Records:
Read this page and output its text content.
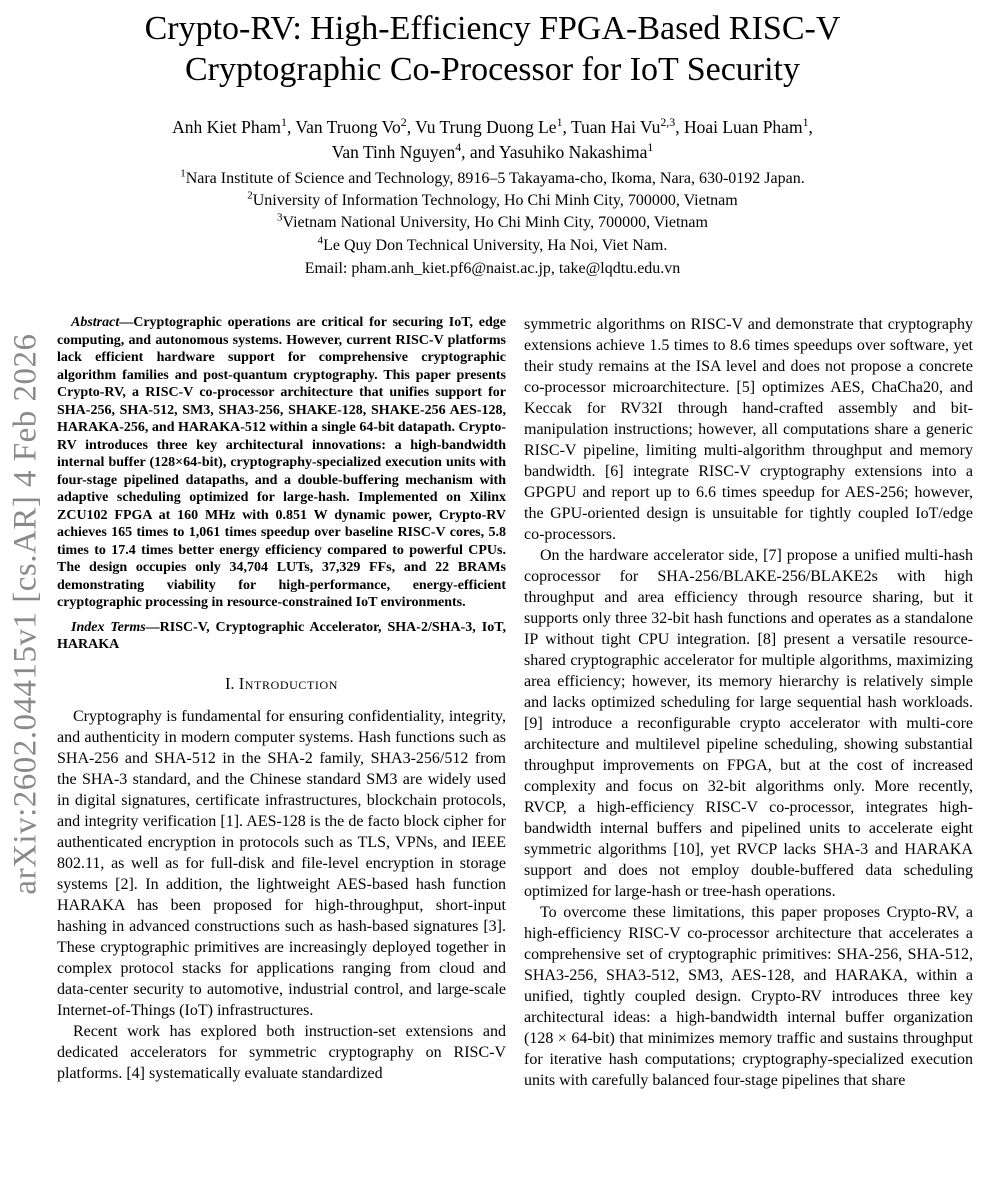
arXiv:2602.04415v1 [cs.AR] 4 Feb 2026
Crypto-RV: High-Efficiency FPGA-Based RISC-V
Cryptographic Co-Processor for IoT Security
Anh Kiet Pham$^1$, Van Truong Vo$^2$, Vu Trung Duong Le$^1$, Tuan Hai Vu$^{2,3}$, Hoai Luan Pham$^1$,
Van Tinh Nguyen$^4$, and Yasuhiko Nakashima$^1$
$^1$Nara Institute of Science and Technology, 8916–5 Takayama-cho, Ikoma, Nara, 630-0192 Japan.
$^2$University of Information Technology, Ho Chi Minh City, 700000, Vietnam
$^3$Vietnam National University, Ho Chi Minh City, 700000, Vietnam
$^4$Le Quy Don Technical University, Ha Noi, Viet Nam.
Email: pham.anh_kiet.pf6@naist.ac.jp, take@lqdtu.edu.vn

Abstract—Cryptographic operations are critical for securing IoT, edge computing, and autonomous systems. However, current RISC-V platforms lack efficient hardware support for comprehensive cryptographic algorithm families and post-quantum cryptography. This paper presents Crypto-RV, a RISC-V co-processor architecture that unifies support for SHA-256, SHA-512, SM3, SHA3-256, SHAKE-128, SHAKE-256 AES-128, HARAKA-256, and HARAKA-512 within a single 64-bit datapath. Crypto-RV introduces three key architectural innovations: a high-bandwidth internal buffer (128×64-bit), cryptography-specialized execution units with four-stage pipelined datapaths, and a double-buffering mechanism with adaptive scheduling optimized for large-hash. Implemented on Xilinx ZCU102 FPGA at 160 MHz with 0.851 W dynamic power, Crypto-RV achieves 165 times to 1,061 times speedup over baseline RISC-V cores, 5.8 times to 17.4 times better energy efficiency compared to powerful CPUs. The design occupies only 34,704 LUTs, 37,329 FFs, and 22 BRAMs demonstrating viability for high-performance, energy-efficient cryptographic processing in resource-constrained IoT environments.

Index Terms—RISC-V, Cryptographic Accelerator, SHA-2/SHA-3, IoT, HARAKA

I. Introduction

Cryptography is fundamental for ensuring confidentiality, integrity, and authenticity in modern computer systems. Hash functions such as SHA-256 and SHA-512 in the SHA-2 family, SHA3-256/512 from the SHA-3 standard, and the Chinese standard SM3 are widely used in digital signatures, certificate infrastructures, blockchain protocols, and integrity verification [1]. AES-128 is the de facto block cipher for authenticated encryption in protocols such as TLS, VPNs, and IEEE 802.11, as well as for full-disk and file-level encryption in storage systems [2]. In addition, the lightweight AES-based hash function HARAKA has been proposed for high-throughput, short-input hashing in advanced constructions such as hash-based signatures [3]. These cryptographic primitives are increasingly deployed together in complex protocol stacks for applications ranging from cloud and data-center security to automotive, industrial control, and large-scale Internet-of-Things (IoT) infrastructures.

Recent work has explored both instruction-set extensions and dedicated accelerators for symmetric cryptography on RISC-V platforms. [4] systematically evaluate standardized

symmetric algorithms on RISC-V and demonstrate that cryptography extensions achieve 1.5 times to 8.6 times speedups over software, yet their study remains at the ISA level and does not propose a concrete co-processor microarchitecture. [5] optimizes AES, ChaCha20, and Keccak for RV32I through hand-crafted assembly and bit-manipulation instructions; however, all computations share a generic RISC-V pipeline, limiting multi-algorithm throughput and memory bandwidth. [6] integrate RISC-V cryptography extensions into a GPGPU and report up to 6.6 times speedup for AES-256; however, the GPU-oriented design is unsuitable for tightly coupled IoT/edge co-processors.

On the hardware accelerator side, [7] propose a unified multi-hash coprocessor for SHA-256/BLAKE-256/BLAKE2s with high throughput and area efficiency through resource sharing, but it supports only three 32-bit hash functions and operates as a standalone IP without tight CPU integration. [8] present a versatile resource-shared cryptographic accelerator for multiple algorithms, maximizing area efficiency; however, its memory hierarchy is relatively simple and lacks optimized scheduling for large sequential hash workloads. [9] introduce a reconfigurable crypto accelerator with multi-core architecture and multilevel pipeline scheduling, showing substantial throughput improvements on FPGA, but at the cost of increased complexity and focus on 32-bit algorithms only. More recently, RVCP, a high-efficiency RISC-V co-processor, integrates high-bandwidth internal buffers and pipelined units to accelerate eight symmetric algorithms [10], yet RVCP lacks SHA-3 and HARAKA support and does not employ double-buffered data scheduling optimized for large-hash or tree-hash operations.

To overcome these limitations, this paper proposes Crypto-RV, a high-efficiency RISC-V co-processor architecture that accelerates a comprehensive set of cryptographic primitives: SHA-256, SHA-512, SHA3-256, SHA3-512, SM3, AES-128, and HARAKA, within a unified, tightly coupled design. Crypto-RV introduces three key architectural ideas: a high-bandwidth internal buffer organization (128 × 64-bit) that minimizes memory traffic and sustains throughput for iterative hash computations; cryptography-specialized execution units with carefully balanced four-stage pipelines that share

--

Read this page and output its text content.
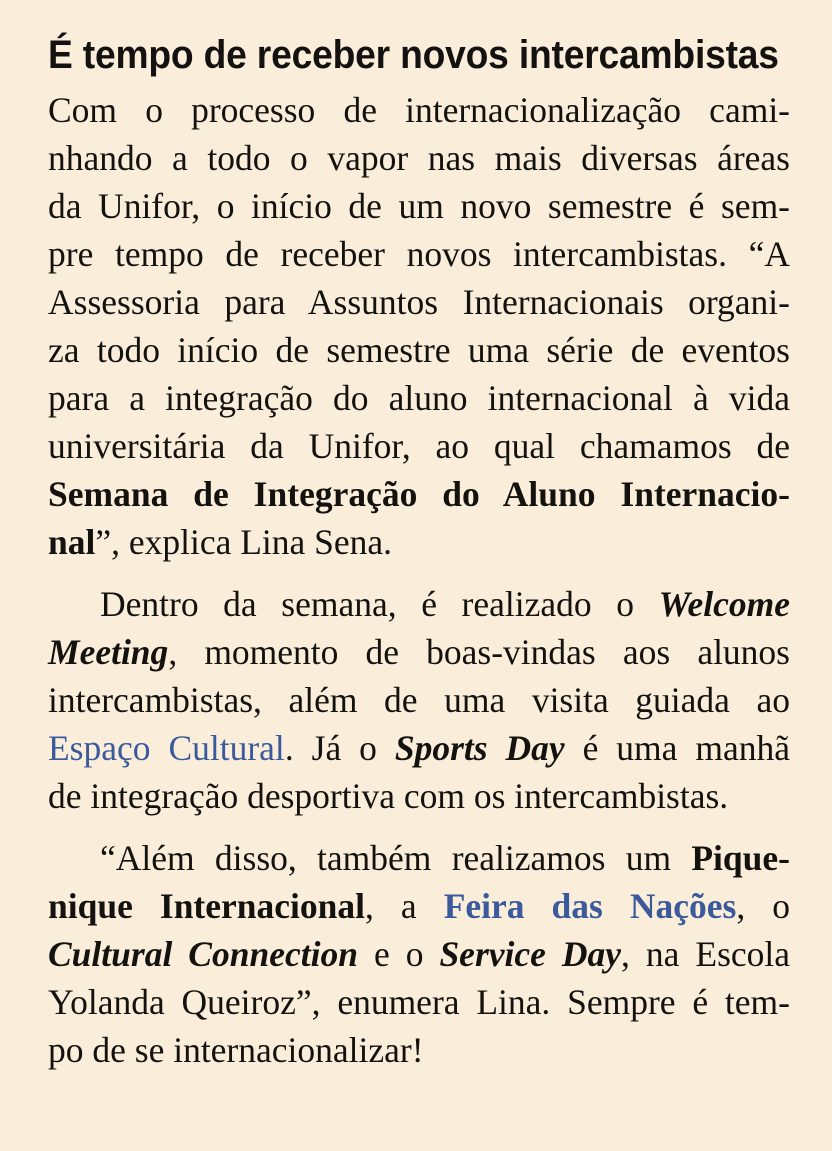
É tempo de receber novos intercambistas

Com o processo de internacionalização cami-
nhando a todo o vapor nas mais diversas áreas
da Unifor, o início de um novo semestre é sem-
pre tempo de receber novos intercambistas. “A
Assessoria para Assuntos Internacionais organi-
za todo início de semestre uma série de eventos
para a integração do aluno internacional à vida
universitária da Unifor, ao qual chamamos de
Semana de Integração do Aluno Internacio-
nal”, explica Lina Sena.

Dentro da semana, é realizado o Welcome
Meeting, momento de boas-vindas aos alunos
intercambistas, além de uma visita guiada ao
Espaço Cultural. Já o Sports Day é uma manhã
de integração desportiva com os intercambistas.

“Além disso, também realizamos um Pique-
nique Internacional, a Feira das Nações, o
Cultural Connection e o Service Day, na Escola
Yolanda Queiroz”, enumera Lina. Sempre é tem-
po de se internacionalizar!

* * *

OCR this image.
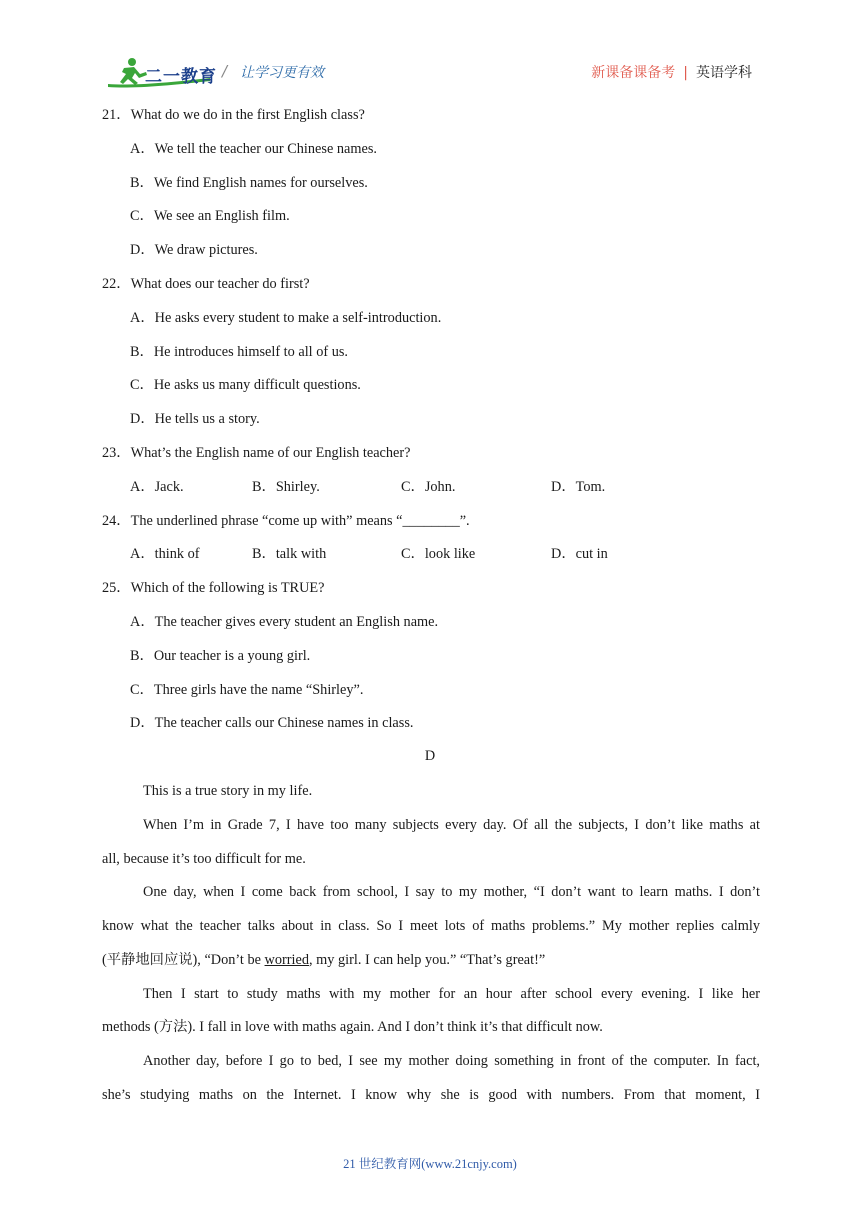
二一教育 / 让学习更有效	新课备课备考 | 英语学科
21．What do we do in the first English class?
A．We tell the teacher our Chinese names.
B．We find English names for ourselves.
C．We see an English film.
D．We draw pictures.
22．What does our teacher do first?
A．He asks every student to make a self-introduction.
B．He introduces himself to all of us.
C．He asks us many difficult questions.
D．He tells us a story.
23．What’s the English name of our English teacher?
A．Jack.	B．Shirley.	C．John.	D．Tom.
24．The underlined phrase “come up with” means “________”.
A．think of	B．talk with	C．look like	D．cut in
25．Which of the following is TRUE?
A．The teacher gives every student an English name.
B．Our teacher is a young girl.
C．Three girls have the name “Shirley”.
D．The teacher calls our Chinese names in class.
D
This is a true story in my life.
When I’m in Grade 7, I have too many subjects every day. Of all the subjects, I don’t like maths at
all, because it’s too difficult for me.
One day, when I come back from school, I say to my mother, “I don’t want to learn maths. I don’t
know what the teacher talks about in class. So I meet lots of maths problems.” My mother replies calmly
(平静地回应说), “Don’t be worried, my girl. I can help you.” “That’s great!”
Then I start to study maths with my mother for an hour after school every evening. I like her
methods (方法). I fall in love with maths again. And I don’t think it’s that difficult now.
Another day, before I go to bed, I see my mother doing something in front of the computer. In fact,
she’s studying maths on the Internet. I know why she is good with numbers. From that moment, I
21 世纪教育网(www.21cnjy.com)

◆ Task instructions: Go through the material line by line. Show each line that contains the string "intercambistas".

◆ Written solution:
É tempo de receber novos intercambistas
pre tempo de receber novos intercambistas. “A
intercambistas, além de uma visita guiada ao
de integração desportiva com os intercambistas.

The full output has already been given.